Problem requirements => Among the lines below, count those containing the word "ylabel". Give the number only.
####
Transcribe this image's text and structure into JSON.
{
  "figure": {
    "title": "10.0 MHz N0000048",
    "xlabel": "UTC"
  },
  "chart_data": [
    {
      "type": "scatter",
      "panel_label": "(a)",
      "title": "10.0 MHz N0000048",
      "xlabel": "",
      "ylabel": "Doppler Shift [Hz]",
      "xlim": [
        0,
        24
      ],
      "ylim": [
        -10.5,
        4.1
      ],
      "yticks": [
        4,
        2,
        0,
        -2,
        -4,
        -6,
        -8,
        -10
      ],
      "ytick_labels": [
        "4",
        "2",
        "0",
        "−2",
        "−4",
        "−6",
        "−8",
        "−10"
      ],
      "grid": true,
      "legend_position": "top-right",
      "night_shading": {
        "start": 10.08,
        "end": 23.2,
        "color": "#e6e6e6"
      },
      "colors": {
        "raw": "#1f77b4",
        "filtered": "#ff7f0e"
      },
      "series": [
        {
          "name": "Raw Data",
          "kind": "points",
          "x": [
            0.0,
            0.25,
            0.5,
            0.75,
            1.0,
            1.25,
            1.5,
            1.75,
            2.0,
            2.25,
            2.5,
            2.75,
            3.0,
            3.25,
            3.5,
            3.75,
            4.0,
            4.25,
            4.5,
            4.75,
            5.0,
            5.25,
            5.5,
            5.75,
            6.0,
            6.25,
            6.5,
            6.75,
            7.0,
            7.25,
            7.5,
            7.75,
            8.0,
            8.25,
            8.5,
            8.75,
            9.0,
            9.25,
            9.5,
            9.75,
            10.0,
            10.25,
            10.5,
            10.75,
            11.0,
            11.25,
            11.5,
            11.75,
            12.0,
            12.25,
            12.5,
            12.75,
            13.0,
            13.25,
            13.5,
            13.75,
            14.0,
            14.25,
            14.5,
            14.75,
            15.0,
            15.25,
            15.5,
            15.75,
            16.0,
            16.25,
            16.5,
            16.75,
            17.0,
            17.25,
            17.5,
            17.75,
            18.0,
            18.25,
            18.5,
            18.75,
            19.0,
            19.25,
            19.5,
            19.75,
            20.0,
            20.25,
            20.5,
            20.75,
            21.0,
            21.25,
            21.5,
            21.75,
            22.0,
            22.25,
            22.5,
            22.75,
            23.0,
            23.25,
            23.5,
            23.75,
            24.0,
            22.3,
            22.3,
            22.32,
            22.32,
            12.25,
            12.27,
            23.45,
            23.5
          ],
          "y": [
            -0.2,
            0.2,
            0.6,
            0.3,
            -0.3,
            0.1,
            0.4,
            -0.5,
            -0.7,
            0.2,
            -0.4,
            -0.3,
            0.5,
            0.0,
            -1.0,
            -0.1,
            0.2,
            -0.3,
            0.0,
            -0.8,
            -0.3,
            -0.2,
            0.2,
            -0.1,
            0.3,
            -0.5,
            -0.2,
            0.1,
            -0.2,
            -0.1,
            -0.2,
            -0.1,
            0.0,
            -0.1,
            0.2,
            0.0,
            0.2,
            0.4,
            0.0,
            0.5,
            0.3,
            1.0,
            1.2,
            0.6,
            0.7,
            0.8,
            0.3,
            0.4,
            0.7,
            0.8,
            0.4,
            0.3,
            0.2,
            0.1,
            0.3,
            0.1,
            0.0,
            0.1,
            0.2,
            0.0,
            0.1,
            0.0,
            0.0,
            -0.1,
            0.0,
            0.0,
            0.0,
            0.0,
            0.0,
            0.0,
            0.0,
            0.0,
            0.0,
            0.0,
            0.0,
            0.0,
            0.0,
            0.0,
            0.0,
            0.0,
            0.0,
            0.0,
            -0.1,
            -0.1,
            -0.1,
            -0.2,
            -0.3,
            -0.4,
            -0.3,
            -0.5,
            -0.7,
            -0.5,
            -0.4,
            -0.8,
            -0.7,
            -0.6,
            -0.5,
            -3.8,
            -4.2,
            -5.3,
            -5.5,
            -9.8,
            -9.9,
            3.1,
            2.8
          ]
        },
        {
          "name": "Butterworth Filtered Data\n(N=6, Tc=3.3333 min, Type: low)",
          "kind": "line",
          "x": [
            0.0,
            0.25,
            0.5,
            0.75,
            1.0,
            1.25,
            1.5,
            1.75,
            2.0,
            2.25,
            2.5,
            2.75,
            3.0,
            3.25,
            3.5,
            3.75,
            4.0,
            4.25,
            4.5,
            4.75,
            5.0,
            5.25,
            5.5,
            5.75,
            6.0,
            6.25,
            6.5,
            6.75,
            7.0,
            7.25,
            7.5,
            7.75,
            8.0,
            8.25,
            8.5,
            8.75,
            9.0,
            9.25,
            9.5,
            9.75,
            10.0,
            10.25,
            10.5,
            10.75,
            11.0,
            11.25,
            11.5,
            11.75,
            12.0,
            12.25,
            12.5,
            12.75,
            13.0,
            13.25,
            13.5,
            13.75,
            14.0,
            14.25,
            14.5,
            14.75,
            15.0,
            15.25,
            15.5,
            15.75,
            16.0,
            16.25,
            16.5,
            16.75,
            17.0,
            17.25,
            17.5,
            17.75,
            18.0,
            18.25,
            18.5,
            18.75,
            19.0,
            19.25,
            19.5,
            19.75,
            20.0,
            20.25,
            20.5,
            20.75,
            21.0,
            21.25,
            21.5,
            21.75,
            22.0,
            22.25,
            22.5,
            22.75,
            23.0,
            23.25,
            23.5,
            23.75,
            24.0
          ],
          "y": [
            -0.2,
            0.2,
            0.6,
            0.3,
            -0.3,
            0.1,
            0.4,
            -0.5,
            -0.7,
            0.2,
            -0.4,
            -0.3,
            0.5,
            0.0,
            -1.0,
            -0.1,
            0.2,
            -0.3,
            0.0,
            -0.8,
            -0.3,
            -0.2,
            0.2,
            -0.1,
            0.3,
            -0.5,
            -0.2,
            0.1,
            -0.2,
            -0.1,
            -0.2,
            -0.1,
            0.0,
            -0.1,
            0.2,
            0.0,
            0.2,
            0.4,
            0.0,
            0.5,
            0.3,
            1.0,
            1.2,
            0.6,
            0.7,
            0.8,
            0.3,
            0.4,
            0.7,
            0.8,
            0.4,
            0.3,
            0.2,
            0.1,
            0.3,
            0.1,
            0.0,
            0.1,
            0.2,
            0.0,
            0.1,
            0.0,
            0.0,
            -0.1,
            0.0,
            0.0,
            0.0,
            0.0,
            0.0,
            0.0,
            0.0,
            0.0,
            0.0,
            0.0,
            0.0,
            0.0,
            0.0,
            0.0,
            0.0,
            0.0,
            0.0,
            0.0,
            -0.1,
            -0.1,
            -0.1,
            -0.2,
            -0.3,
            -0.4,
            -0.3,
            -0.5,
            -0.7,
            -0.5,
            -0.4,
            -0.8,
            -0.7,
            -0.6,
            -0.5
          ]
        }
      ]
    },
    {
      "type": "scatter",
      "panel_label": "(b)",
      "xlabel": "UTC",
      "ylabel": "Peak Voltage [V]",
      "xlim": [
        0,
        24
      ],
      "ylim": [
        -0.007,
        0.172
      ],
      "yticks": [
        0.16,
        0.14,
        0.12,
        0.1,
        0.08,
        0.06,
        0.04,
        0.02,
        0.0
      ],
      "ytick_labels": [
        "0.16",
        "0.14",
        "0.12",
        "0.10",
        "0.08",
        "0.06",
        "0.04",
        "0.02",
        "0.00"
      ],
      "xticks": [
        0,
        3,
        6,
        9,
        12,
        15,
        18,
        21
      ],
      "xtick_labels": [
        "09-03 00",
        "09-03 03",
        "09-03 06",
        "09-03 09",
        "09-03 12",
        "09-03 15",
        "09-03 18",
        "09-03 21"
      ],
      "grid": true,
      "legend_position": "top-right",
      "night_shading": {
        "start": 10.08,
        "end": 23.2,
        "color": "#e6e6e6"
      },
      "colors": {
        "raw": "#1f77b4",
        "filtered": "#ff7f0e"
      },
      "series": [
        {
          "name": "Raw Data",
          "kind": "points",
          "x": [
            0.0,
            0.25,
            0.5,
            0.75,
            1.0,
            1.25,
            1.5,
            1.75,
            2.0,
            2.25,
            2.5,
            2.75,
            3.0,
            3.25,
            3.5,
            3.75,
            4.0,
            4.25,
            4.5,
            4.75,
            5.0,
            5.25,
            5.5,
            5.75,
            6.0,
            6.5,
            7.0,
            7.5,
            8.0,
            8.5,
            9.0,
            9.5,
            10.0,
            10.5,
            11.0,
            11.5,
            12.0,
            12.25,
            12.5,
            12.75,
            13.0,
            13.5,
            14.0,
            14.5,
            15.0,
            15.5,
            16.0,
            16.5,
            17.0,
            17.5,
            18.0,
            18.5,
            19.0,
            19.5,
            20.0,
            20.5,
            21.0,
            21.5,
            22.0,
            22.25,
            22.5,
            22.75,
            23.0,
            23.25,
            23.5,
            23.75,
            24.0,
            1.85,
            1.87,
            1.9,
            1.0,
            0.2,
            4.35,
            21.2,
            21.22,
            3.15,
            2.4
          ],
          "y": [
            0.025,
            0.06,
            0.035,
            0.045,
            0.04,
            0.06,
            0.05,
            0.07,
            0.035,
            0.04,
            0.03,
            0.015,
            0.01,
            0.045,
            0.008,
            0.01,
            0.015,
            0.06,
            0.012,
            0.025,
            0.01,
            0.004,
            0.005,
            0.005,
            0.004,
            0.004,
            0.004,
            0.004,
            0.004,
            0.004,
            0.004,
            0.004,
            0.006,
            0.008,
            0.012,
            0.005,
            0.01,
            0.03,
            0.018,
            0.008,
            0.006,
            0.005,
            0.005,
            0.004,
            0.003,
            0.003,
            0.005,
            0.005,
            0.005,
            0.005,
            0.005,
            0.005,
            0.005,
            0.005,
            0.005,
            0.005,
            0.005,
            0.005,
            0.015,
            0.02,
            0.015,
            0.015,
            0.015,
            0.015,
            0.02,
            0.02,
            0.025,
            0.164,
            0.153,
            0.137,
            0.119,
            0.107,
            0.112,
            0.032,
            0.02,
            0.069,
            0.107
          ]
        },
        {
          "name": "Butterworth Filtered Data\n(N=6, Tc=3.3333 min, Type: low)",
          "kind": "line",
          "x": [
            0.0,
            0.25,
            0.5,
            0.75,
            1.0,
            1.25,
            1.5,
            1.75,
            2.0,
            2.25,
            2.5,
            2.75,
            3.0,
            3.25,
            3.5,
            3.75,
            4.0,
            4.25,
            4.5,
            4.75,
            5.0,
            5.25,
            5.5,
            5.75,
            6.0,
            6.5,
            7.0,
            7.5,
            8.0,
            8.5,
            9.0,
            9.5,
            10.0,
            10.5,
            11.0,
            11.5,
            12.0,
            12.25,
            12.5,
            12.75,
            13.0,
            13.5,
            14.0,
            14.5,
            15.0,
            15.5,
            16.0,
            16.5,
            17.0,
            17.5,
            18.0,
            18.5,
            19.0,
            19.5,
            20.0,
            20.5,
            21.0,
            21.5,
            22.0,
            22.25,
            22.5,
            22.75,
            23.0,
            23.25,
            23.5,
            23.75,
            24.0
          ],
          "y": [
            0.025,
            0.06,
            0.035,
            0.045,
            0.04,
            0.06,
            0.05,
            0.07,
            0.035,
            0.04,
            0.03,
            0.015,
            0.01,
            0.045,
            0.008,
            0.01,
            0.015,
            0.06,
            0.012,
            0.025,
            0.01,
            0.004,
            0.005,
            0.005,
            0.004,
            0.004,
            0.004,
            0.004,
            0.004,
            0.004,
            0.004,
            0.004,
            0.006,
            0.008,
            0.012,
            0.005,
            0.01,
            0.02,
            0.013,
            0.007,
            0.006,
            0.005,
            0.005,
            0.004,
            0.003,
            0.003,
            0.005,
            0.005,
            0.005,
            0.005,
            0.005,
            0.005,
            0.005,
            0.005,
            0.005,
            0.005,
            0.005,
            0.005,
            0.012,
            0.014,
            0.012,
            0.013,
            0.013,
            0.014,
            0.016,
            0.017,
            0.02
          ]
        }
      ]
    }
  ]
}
####
Complete answer => 2